◆ Extract
++++

I'd like to think Wiggo could win, but don't think he's fully recovered his fitness from the Tour De France crash out!


----------



## HLaB (7 Sep 2011)

Did I here the commentator right ? the officials took Froome's sprint seconds from him. Plus getting caught the wrong side of a split round that dodgy roundabout; it all sounds very dodgy indeed.


----------



## raindog (7 Sep 2011)

A pal has just this minute phoned me from work - he's reading today's l'Equipe. There's a small article on the mayhem at the roundabout - apparently the guy who was supposed to direct the cars to the right and the riders to the left, got bored and wandered off before the peloton arrived. Soon after, a race official found him sitting in a bar having a drink and some tapas.


----------



## martint235 (7 Sep 2011)

++++

◆ Prompt 1
Answer these questions from the forum thread:
(a) From what does the first poster think Wiggo has not fully recovered his fitness?
(b) What newspaper was raindog's pal reading?
(c) Where did a race official find the man who was supposed to direct traffic at the roundabout?
◆ Prompt 2
Decide whether each statement agrees with the forum thread, and back each answer with the deciding words quoted from it:
(a) The man at the roundabout was supposed to send the riders to the right.
(b) raindog's pal was reading l'Equipe.
(c) The article about the roundabout was a small one.
◆ Prompt 3
From the forum thread, copy out the passage that begins at the words "## raindog (7" and stops after the words "martint235 (7 Sep 2011)".

◆ Available data
++++

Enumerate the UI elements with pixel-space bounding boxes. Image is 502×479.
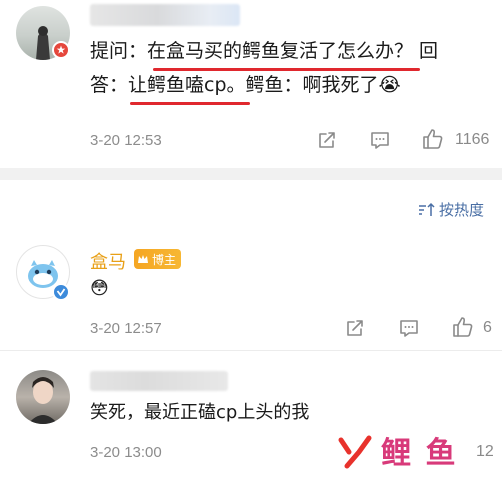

++++

◆ Exercise output 1
(a) The Tour De France crash out.
(b) Today's l'Equipe.
(c) Sitting in a bar having a drink and some tapas.

◆ Exercise output 2
(a) No: "direct the cars to the right and the riders to the left"
(b) Yes: "he's reading today's l'Equipe"
(c) Yes: "There's a small article on the mayhem at the roundabout"

◆ Exercise output 3
## raindog (7 Sep 2011)

A pal has just this minute phoned me from work - he's reading today's l'Equipe. There's a small article on the mayhem at the roundabout - apparently the guy who was supposed to direct the cars to the right and the riders to the left, got bored and wandered off before the peloton arrived. Soon after, a race official found him sitting in a bar having a drink and some tapas.


----------



## martint235 (7 Sep 2011)